§ **Aim**: The entries need to be copied exactly.

-------------------------

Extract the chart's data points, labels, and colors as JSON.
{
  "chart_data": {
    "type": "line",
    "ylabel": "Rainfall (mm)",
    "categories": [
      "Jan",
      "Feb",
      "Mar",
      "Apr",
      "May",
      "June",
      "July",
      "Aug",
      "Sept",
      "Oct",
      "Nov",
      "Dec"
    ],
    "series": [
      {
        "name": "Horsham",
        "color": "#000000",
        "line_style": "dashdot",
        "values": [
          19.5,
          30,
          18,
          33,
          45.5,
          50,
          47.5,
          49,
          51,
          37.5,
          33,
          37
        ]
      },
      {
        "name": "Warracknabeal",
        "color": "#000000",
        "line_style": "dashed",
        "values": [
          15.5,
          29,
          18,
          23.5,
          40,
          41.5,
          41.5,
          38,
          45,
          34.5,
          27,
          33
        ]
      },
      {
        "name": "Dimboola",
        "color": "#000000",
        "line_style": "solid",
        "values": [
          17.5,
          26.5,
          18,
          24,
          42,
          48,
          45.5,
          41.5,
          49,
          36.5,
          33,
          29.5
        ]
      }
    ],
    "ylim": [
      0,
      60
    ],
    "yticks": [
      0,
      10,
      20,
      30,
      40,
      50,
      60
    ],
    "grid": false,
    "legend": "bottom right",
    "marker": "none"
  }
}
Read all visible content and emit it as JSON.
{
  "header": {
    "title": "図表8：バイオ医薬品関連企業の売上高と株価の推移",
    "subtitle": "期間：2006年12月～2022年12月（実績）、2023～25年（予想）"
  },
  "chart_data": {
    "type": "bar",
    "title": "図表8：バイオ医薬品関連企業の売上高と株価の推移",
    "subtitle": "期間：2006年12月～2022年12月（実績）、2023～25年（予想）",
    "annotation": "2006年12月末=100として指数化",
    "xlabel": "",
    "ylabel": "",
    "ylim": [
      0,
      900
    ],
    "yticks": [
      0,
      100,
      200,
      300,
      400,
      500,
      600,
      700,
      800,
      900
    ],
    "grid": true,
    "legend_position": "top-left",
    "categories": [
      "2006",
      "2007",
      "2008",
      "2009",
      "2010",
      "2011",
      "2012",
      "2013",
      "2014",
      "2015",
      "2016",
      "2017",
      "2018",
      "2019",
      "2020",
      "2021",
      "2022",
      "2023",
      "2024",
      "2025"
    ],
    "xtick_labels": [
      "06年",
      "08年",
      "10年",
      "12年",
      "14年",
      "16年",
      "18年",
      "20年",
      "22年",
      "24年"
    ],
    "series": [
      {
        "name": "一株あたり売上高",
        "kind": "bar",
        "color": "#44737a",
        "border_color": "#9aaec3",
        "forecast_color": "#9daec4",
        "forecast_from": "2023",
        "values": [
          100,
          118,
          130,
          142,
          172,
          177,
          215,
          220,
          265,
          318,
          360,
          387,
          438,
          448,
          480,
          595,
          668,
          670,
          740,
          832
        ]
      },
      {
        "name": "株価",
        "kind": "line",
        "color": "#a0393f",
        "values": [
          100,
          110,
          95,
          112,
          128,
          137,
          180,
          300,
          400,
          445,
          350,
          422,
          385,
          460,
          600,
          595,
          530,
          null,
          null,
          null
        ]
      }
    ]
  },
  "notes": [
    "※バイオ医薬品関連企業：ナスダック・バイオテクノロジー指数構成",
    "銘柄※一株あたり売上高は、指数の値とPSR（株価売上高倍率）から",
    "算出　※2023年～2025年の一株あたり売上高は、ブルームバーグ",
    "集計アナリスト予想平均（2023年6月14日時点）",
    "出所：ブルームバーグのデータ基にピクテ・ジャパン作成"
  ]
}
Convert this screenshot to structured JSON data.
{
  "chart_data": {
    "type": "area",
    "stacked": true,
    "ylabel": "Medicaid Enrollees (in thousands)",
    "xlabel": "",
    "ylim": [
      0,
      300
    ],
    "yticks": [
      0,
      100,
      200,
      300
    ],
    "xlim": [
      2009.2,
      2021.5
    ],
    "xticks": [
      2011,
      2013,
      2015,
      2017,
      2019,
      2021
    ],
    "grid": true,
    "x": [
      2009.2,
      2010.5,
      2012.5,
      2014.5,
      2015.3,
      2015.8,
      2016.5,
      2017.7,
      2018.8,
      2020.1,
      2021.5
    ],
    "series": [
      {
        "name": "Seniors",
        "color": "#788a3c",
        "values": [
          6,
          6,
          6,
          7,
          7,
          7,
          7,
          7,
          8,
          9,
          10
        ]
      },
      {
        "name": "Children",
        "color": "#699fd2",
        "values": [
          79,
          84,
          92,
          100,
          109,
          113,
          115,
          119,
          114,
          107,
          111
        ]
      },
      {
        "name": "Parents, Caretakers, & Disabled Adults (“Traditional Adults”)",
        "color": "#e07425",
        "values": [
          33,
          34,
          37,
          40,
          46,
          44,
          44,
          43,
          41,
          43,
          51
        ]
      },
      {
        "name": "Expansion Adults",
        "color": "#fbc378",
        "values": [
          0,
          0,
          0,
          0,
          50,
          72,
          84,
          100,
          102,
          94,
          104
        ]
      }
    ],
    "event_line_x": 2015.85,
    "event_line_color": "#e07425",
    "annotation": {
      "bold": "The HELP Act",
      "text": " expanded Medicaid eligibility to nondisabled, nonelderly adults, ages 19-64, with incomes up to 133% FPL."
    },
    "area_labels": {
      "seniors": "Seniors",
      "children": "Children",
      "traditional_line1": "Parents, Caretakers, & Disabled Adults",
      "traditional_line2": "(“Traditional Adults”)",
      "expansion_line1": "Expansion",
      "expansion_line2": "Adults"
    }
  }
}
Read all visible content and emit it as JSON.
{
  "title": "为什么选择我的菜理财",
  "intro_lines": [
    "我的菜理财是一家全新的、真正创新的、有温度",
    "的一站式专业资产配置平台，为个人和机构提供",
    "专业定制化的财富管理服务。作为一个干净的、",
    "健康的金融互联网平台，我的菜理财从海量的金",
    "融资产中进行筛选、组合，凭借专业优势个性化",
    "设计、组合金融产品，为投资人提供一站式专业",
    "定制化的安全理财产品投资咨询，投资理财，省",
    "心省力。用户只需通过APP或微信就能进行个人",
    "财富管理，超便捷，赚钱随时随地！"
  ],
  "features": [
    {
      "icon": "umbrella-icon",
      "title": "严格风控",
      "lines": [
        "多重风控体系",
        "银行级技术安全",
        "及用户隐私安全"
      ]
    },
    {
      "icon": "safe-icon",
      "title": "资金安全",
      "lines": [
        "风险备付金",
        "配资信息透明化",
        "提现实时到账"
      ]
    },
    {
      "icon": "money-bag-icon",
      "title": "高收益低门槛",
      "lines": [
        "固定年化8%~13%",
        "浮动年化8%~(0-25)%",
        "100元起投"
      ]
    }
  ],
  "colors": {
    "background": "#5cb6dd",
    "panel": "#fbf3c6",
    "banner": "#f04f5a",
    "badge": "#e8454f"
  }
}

-------------------------

§ **The result**:
Extract the chart's data points, labels, and colors as JSON.
{
  "chart_data": {
    "type": "line",
    "ylabel": "Rainfall (mm)",
    "categories": [
      "Jan",
      "Feb",
      "Mar",
      "Apr",
      "May",
      "June",
      "July",
      "Aug",
      "Sept",
      "Oct",
      "Nov",
      "Dec"
    ],
    "series": [
      {
        "name": "Horsham",
        "color": "#000000",
        "line_style": "dashdot",
        "values": [
          19.5,
          30,
          18,
          33,
          45.5,
          50,
          47.5,
          49,
          51,
          37.5,
          33,
          37
        ]
      },
      {
        "name": "Warracknabeal",
        "color": "#000000",
        "line_style": "dashed",
        "values": [
          15.5,
          29,
          18,
          23.5,
          40,
          41.5,
          41.5,
          38,
          45,
          34.5,
          27,
          33
        ]
      },
      {
        "name": "Dimboola",
        "color": "#000000",
        "line_style": "solid",
        "values": [
          17.5,
          26.5,
          18,
          24,
          42,
          48,
          45.5,
          41.5,
          49,
          36.5,
          33,
          29.5
        ]
      }
    ],
    "ylim": [
      0,
      60
    ],
    "yticks": [
      0,
      10,
      20,
      30,
      40,
      50,
      60
    ],
    "grid": false,
    "legend": "bottom right",
    "marker": "none"
  }
}
Read all visible content and emit it as JSON.
{
  "header": {
    "title": "図表8：バイオ医薬品関連企業の売上高と株価の推移",
    "subtitle": "期間：2006年12月～2022年12月（実績）、2023～25年（予想）"
  },
  "chart_data": {
    "type": "bar",
    "title": "図表8：バイオ医薬品関連企業の売上高と株価の推移",
    "subtitle": "期間：2006年12月～2022年12月（実績）、2023～25年（予想）",
    "annotation": "2006年12月末=100として指数化",
    "xlabel": "",
    "ylabel": "",
    "ylim": [
      0,
      900
    ],
    "yticks": [
      0,
      100,
      200,
      300,
      400,
      500,
      600,
      700,
      800,
      900
    ],
    "grid": true,
    "legend_position": "top-left",
    "categories": [
      "2006",
      "2007",
      "2008",
      "2009",
      "2010",
      "2011",
      "2012",
      "2013",
      "2014",
      "2015",
      "2016",
      "2017",
      "2018",
      "2019",
      "2020",
      "2021",
      "2022",
      "2023",
      "2024",
      "2025"
    ],
    "xtick_labels": [
      "06年",
      "08年",
      "10年",
      "12年",
      "14年",
      "16年",
      "18年",
      "20年",
      "22年",
      "24年"
    ],
    "series": [
      {
        "name": "一株あたり売上高",
        "kind": "bar",
        "color": "#44737a",
        "border_color": "#9aaec3",
        "forecast_color": "#9daec4",
        "forecast_from": "2023",
        "values": [
          100,
          118,
          130,
          142,
          172,
          177,
          215,
          220,
          265,
          318,
          360,
          387,
          438,
          448,
          480,
          595,
          668,
          670,
          740,
          832
        ]
      },
      {
        "name": "株価",
        "kind": "line",
        "color": "#a0393f",
        "values": [
          100,
          110,
          95,
          112,
          128,
          137,
          180,
          300,
          400,
          445,
          350,
          422,
          385,
          460,
          600,
          595,
          530,
          null,
          null,
          null
        ]
      }
    ]
  },
  "notes": [
    "※バイオ医薬品関連企業：ナスダック・バイオテクノロジー指数構成",
    "銘柄※一株あたり売上高は、指数の値とPSR（株価売上高倍率）から",
    "算出　※2023年～2025年の一株あたり売上高は、ブルームバーグ",
    "集計アナリスト予想平均（2023年6月14日時点）",
    "出所：ブルームバーグのデータ基にピクテ・ジャパン作成"
  ]
}
Convert this screenshot to structured JSON data.
{
  "chart_data": {
    "type": "area",
    "stacked": true,
    "ylabel": "Medicaid Enrollees (in thousands)",
    "xlabel": "",
    "ylim": [
      0,
      300
    ],
    "yticks": [
      0,
      100,
      200,
      300
    ],
    "xlim": [
      2009.2,
      2021.5
    ],
    "xticks": [
      2011,
      2013,
      2015,
      2017,
      2019,
      2021
    ],
    "grid": true,
    "x": [
      2009.2,
      2010.5,
      2012.5,
      2014.5,
      2015.3,
      2015.8,
      2016.5,
      2017.7,
      2018.8,
      2020.1,
      2021.5
    ],
    "series": [
      {
        "name": "Seniors",
        "color": "#788a3c",
        "values": [
          6,
          6,
          6,
          7,
          7,
          7,
          7,
          7,
          8,
          9,
          10
        ]
      },
      {
        "name": "Children",
        "color": "#699fd2",
        "values": [
          79,
          84,
          92,
          100,
          109,
          113,
          115,
          119,
          114,
          107,
          111
        ]
      },
      {
        "name": "Parents, Caretakers, & Disabled Adults (“Traditional Adults”)",
        "color": "#e07425",
        "values": [
          33,
          34,
          37,
          40,
          46,
          44,
          44,
          43,
          41,
          43,
          51
        ]
      },
      {
        "name": "Expansion Adults",
        "color": "#fbc378",
        "values": [
          0,
          0,
          0,
          0,
          50,
          72,
          84,
          100,
          102,
          94,
          104
        ]
      }
    ],
    "event_line_x": 2015.85,
    "event_line_color": "#e07425",
    "annotation": {
      "bold": "The HELP Act",
      "text": " expanded Medicaid eligibility to nondisabled, nonelderly adults, ages 19-64, with incomes up to 133% FPL."
    },
    "area_labels": {
      "seniors": "Seniors",
      "children": "Children",
      "traditional_line1": "Parents, Caretakers, & Disabled Adults",
      "traditional_line2": "(“Traditional Adults”)",
      "expansion_line1": "Expansion",
      "expansion_line2": "Adults"
    }
  }
}
Read all visible content and emit it as JSON.
{
  "title": "为什么选择我的菜理财",
  "intro_lines": [
    "我的菜理财是一家全新的、真正创新的、有温度",
    "的一站式专业资产配置平台，为个人和机构提供",
    "专业定制化的财富管理服务。作为一个干净的、",
    "健康的金融互联网平台，我的菜理财从海量的金",
    "融资产中进行筛选、组合，凭借专业优势个性化",
    "设计、组合金融产品，为投资人提供一站式专业",
    "定制化的安全理财产品投资咨询，投资理财，省",
    "心省力。用户只需通过APP或微信就能进行个人",
    "财富管理，超便捷，赚钱随时随地！"
  ],
  "features": [
    {
      "icon": "umbrella-icon",
      "title": "严格风控",
      "lines": [
        "多重风控体系",
        "银行级技术安全",
        "及用户隐私安全"
      ]
    },
    {
      "icon": "safe-icon",
      "title": "资金安全",
      "lines": [
        "风险备付金",
        "配资信息透明化",
        "提现实时到账"
      ]
    },
    {
      "icon": "money-bag-icon",
      "title": "高收益低门槛",
      "lines": [
        "固定年化8%~13%",
        "浮动年化8%~(0-25)%",
        "100元起投"
      ]
    }
  ],
  "colors": {
    "background": "#5cb6dd",
    "panel": "#fbf3c6",
    "banner": "#f04f5a",
    "badge": "#e8454f"
  }
}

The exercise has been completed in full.